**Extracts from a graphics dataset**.
------------------------------
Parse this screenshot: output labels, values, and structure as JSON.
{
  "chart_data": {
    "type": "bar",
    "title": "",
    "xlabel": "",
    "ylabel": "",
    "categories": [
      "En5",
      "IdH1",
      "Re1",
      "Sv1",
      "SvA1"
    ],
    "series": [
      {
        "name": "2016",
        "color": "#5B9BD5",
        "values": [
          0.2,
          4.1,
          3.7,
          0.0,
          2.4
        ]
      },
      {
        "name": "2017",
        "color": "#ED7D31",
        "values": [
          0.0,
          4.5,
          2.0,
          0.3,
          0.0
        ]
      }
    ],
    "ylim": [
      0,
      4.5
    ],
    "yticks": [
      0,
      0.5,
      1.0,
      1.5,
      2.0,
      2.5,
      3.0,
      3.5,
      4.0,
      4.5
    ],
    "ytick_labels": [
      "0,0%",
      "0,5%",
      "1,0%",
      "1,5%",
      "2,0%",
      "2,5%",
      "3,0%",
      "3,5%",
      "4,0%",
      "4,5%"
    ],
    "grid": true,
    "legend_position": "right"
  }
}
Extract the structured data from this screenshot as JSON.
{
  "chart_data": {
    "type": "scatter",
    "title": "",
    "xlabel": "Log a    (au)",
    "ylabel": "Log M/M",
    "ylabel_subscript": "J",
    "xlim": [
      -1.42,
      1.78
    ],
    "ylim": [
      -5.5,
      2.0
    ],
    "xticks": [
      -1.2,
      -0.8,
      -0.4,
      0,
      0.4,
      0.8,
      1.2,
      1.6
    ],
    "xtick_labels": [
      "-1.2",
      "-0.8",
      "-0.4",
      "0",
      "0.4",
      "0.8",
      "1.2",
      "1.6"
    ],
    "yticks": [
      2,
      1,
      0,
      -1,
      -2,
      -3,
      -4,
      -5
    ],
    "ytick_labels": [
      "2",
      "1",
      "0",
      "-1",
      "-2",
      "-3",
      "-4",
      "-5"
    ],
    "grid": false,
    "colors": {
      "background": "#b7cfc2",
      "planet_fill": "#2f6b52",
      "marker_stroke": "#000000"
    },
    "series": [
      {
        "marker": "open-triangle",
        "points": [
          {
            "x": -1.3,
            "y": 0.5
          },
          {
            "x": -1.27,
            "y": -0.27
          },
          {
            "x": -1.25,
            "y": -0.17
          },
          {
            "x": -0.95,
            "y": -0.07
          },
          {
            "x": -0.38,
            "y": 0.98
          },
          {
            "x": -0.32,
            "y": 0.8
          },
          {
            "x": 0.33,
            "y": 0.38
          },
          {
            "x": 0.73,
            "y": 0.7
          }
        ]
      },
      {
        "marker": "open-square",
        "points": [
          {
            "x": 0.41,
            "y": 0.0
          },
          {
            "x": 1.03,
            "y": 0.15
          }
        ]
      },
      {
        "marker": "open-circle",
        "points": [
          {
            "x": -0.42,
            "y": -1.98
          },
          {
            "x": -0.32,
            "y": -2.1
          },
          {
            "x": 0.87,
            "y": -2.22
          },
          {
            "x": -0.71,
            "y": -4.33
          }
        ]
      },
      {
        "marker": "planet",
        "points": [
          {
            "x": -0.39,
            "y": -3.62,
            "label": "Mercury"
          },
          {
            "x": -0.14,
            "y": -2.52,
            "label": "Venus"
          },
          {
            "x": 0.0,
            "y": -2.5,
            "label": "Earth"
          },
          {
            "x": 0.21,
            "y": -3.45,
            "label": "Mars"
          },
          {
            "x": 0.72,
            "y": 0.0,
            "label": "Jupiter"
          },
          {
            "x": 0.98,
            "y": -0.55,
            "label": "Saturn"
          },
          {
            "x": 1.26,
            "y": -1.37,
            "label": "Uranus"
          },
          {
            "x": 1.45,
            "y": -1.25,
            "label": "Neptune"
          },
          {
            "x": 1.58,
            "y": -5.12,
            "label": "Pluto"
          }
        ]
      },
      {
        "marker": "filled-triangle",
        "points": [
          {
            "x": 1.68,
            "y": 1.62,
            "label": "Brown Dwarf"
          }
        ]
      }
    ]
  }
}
------------------------------
**Set problem**.
Take every line containing the word "JSON" and copy it.

**Solved exercise**.
Parse this screenshot: output labels, values, and structure as JSON.
Extract the structured data from this screenshot as JSON.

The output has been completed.